• [ASSIGNMENT] Edit the passage starting at "Oh, My. I can't" and ending at "to find out.", swapping "weekend" for "week".

• [PASSAGE]

····················

Oh, My. I can't even to begin to describe our weekend. Saturday was rather pleasant. Sunday was a continuous rant/rage from about 9:30 a.m. to may be 7:30 p.m. three different things that he said I did caused so much......He was still angry with me, when he left for work this morning. I am already wondering what Friday will bring...I don't want to find out.
If I were to try to describe this to you, you would probably see me cry. So...I won't try...Joan already described it so well...I don't think I could do it justice.
Just keep thinking about me and everyone else who is dealing with...how did Joan describe it...the Devil...in my case...the FTD Devil...I really did see it in the eyes.
I was on another website some time ago where the discussion was the alzheimer 'mean eyes''.... they bore right thru you and scare the beejeebies out of you along with the raging and ranting-. i can remember them as well in my own case, it was like seering hatred in its purest form. Mary, so sorry you are in the mean eyes stage and having to walk the eggshell" walk not to set things off-, we know it too well. an ajustment to meds may help? divvi
I wish that were an option right now. "there isn't anything wrong with ME, its all YOU." I'll bet we are a year out on even getting him to the doctor for it, unless there is an incident to deal with.
Thanks for the kind words and agreement. It really helps to have people say they understand and the statement having depth.
Mary, you have to devise a way to get him into see a dr. there is athread i think about how many of us got our spouses in for a diagnosis without them being very cooperative about it. unless a dr can see he has the disease and order testing etc you wont be able to get him on medication to get some relief. it will only get worse with time without intervention at some point. divvi
When I was at my doctor appt. last week (same doctor), I talked at great length with the NP about this topic...how to get them diagnosed. I told her that if I send the doctor papers about what is going on and DH catches wind of what I did, that it would make my life so much worse. DH needs to be seen in December for other items and the NP said that they could suggest another MRI (its been two years, also so other items) and specifically look for other things.

····················

(Bounding box prediction data)
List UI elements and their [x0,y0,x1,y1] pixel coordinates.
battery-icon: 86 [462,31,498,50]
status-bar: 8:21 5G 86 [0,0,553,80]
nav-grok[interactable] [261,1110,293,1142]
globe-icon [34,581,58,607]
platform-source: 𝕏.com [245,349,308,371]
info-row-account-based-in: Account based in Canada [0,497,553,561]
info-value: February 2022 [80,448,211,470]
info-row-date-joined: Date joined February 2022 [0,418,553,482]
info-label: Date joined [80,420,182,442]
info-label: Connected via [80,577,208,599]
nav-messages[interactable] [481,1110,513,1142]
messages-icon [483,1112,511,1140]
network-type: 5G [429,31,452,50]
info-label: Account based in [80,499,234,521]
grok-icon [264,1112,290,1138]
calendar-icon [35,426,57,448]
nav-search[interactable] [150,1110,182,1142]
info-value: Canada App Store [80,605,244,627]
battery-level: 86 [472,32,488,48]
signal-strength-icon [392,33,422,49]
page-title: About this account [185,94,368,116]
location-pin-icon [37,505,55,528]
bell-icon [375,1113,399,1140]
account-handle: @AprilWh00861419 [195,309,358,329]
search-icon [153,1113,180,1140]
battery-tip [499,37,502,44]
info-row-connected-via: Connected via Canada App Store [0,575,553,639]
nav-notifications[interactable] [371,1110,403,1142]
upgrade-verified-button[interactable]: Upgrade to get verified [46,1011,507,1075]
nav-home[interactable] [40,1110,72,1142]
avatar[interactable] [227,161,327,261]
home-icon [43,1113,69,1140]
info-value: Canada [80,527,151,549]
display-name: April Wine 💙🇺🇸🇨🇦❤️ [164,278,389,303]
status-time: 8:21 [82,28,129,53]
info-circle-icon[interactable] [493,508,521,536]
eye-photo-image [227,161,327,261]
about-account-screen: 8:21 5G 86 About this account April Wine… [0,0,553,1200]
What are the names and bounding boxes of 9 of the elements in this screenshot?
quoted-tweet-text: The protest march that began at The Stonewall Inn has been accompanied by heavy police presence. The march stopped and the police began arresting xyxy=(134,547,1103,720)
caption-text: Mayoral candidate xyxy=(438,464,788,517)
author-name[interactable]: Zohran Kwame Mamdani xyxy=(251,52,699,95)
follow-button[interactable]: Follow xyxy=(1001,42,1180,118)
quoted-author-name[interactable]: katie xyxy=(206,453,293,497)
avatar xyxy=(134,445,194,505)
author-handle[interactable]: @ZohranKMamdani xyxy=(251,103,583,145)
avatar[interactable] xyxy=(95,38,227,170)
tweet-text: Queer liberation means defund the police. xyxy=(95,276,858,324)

····················

• [RESPONSE TO THIS EXERCISE]
Oh, My. I can't even to begin to describe our week. Saturday was rather pleasant. Sunday was a continuous rant/rage from about 9:30 a.m. to may be 7:30 p.m. three different things that he said I did caused so much......He was still angry with me, when he left for work this morning. I am already wondering what Friday will bring...I don't want to find out.